* **Written request**: All lines holding the string "upper" are to be shown.

* **Dataset extract**:
- - -

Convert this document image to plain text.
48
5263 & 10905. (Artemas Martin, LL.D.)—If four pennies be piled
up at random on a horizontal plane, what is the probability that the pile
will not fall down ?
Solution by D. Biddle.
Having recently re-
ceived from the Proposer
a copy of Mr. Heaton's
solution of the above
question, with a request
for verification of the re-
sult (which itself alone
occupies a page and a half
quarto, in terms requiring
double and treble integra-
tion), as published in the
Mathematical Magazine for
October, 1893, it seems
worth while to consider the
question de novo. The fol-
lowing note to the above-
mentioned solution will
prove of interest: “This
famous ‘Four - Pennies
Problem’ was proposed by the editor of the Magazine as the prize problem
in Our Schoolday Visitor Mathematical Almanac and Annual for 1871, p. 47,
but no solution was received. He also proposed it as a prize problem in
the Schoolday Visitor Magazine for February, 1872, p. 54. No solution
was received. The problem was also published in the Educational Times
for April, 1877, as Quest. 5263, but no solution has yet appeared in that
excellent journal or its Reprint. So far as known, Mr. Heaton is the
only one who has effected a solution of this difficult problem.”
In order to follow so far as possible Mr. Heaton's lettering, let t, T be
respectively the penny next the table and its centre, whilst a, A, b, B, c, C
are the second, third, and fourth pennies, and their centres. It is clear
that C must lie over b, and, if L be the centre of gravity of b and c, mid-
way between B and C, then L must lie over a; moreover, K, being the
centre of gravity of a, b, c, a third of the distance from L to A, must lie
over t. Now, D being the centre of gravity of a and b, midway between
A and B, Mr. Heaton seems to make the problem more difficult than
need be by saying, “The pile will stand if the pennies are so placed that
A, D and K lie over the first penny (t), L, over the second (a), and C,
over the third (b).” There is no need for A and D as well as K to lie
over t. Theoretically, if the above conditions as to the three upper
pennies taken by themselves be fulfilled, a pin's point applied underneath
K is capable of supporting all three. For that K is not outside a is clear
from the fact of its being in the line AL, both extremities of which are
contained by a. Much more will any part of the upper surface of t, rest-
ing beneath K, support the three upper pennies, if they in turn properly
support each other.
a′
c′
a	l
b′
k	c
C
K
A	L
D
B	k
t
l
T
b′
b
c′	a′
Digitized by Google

- - -

* **Solution below**:
over t. Theoretically, if the above conditions as to the three upper
contained by a. Much more will any part of the upper surface of t, rest-
ing beneath K, support the three upper pennies, if they in turn properly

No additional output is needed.